All the data should come back exactly as it was given.
*** Provided material
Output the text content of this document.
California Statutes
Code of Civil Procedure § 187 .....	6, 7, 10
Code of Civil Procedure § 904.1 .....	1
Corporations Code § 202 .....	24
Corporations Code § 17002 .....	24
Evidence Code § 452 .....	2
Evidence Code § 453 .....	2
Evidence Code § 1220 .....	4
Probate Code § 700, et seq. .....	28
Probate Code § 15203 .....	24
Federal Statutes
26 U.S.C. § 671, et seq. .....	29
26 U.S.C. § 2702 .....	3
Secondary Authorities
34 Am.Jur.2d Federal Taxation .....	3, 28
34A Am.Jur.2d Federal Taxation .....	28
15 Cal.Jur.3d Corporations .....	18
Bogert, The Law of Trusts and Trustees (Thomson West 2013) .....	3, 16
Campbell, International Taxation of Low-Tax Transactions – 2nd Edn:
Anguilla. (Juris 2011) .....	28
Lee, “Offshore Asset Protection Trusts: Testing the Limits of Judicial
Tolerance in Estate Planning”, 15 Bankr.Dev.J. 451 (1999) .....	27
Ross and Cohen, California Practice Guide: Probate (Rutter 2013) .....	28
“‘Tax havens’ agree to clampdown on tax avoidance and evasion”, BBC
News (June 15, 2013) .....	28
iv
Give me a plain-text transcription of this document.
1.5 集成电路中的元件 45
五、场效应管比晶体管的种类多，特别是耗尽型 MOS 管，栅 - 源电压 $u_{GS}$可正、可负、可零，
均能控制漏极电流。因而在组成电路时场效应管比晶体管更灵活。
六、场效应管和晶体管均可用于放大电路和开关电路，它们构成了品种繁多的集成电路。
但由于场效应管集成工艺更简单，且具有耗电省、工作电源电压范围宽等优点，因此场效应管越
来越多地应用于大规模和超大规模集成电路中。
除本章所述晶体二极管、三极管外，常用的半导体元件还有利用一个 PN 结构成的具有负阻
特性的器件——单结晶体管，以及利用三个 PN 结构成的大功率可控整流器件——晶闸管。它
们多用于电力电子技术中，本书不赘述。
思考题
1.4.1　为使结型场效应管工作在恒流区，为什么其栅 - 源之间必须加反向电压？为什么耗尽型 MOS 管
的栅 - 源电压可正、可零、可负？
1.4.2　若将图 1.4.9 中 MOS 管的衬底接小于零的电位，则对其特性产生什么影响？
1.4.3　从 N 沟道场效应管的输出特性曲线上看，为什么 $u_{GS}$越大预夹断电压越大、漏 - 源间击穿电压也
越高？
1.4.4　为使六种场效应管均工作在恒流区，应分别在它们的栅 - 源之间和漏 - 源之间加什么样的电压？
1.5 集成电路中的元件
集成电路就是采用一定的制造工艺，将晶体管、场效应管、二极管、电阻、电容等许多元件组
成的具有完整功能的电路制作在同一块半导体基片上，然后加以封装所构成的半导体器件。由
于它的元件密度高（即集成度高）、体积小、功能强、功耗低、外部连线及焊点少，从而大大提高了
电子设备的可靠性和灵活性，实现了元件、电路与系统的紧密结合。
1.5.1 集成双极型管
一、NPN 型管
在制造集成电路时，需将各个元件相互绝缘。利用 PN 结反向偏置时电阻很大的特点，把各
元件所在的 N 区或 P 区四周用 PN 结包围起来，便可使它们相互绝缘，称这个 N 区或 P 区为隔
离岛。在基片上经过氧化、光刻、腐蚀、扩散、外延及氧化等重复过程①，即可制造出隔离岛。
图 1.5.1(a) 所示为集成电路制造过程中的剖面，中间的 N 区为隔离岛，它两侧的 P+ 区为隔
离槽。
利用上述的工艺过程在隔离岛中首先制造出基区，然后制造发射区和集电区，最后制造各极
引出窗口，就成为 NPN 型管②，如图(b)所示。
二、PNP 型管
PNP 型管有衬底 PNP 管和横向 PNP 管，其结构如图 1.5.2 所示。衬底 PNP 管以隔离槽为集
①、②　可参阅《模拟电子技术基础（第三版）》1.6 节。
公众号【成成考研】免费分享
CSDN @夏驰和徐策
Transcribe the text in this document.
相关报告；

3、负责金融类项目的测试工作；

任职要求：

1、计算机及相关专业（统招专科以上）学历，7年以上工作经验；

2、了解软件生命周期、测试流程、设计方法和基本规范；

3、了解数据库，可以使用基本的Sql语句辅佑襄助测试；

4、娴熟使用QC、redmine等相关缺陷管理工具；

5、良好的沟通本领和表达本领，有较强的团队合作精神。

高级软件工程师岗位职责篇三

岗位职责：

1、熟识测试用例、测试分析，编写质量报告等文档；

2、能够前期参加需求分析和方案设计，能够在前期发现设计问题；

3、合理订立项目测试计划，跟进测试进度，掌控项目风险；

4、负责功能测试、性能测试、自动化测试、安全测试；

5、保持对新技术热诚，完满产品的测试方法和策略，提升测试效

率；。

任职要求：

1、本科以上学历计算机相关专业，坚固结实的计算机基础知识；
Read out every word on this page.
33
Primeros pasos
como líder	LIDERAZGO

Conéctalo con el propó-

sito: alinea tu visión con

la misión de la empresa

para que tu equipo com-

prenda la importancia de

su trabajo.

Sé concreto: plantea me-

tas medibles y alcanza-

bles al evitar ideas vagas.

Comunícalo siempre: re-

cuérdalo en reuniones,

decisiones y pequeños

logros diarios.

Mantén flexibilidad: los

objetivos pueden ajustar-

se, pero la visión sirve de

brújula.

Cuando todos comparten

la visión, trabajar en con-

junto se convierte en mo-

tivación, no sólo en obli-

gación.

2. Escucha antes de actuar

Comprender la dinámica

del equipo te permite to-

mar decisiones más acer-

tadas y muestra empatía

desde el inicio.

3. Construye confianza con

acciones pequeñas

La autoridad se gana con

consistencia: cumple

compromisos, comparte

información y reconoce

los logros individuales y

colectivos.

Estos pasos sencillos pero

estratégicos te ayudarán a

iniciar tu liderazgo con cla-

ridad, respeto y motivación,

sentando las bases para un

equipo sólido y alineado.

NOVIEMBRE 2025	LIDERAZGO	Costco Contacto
******
*In response*
Output the text content of this document.
California Statutes
Code of Civil Procedure § 187 .....	6, 7, 10
Code of Civil Procedure § 904.1 .....	1
Corporations Code § 202 .....	24
Corporations Code § 17002 .....	24
Evidence Code § 452 .....	2
Evidence Code § 453 .....	2
Evidence Code § 1220 .....	4
Probate Code § 700, et seq. .....	28
Probate Code § 15203 .....	24
Federal Statutes
26 U.S.C. § 671, et seq. .....	29
26 U.S.C. § 2702 .....	3
Secondary Authorities
34 Am.Jur.2d Federal Taxation .....	3, 28
34A Am.Jur.2d Federal Taxation .....	28
15 Cal.Jur.3d Corporations .....	18
Bogert, The Law of Trusts and Trustees (Thomson West 2013) .....	3, 16
Campbell, International Taxation of Low-Tax Transactions – 2nd Edn:
Anguilla. (Juris 2011) .....	28
Lee, “Offshore Asset Protection Trusts: Testing the Limits of Judicial
Tolerance in Estate Planning”, 15 Bankr.Dev.J. 451 (1999) .....	27
Ross and Cohen, California Practice Guide: Probate (Rutter 2013) .....	28
“‘Tax havens’ agree to clampdown on tax avoidance and evasion”, BBC
News (June 15, 2013) .....	28
iv
Give me a plain-text transcription of this document.
1.5 集成电路中的元件 45
五、场效应管比晶体管的种类多，特别是耗尽型 MOS 管，栅 - 源电压 $u_{GS}$可正、可负、可零，
均能控制漏极电流。因而在组成电路时场效应管比晶体管更灵活。
六、场效应管和晶体管均可用于放大电路和开关电路，它们构成了品种繁多的集成电路。
但由于场效应管集成工艺更简单，且具有耗电省、工作电源电压范围宽等优点，因此场效应管越
来越多地应用于大规模和超大规模集成电路中。
除本章所述晶体二极管、三极管外，常用的半导体元件还有利用一个 PN 结构成的具有负阻
特性的器件——单结晶体管，以及利用三个 PN 结构成的大功率可控整流器件——晶闸管。它
们多用于电力电子技术中，本书不赘述。
思考题
1.4.1　为使结型场效应管工作在恒流区，为什么其栅 - 源之间必须加反向电压？为什么耗尽型 MOS 管
的栅 - 源电压可正、可零、可负？
1.4.2　若将图 1.4.9 中 MOS 管的衬底接小于零的电位，则对其特性产生什么影响？
1.4.3　从 N 沟道场效应管的输出特性曲线上看，为什么 $u_{GS}$越大预夹断电压越大、漏 - 源间击穿电压也
越高？
1.4.4　为使六种场效应管均工作在恒流区，应分别在它们的栅 - 源之间和漏 - 源之间加什么样的电压？
1.5 集成电路中的元件
集成电路就是采用一定的制造工艺，将晶体管、场效应管、二极管、电阻、电容等许多元件组
成的具有完整功能的电路制作在同一块半导体基片上，然后加以封装所构成的半导体器件。由
于它的元件密度高（即集成度高）、体积小、功能强、功耗低、外部连线及焊点少，从而大大提高了
电子设备的可靠性和灵活性，实现了元件、电路与系统的紧密结合。
1.5.1 集成双极型管
一、NPN 型管
在制造集成电路时，需将各个元件相互绝缘。利用 PN 结反向偏置时电阻很大的特点，把各
元件所在的 N 区或 P 区四周用 PN 结包围起来，便可使它们相互绝缘，称这个 N 区或 P 区为隔
离岛。在基片上经过氧化、光刻、腐蚀、扩散、外延及氧化等重复过程①，即可制造出隔离岛。
图 1.5.1(a) 所示为集成电路制造过程中的剖面，中间的 N 区为隔离岛，它两侧的 P+ 区为隔
离槽。
利用上述的工艺过程在隔离岛中首先制造出基区，然后制造发射区和集电区，最后制造各极
引出窗口，就成为 NPN 型管②，如图(b)所示。
二、PNP 型管
PNP 型管有衬底 PNP 管和横向 PNP 管，其结构如图 1.5.2 所示。衬底 PNP 管以隔离槽为集
①、②　可参阅《模拟电子技术基础（第三版）》1.6 节。
公众号【成成考研】免费分享
CSDN @夏驰和徐策
Transcribe the text in this document.
相关报告；

3、负责金融类项目的测试工作；

任职要求：

1、计算机及相关专业（统招专科以上）学历，7年以上工作经验；

2、了解软件生命周期、测试流程、设计方法和基本规范；

3、了解数据库，可以使用基本的Sql语句辅佑襄助测试；

4、娴熟使用QC、redmine等相关缺陷管理工具；

5、良好的沟通本领和表达本领，有较强的团队合作精神。

高级软件工程师岗位职责篇三

岗位职责：

1、熟识测试用例、测试分析，编写质量报告等文档；

2、能够前期参加需求分析和方案设计，能够在前期发现设计问题；

3、合理订立项目测试计划，跟进测试进度，掌控项目风险；

4、负责功能测试、性能测试、自动化测试、安全测试；

5、保持对新技术热诚，完满产品的测试方法和策略，提升测试效

率；。

任职要求：

1、本科以上学历计算机相关专业，坚固结实的计算机基础知识；
Read out every word on this page.
33
Primeros pasos
como líder	LIDERAZGO

Conéctalo con el propó-

sito: alinea tu visión con

la misión de la empresa

para que tu equipo com-

prenda la importancia de

su trabajo.

Sé concreto: plantea me-

tas medibles y alcanza-

bles al evitar ideas vagas.

Comunícalo siempre: re-

cuérdalo en reuniones,

decisiones y pequeños

logros diarios.

Mantén flexibilidad: los

objetivos pueden ajustar-

se, pero la visión sirve de

brújula.

Cuando todos comparten

la visión, trabajar en con-

junto se convierte en mo-

tivación, no sólo en obli-

gación.

2. Escucha antes de actuar

Comprender la dinámica

del equipo te permite to-

mar decisiones más acer-

tadas y muestra empatía

desde el inicio.

3. Construye confianza con

acciones pequeñas

La autoridad se gana con

consistencia: cumple

compromisos, comparte

información y reconoce

los logros individuales y

colectivos.

Estos pasos sencillos pero

estratégicos te ayudarán a

iniciar tu liderazgo con cla-

ridad, respeto y motivación,

sentando las bases para un

equipo sólido y alineado.

NOVIEMBRE 2025	LIDERAZGO	Costco Contacto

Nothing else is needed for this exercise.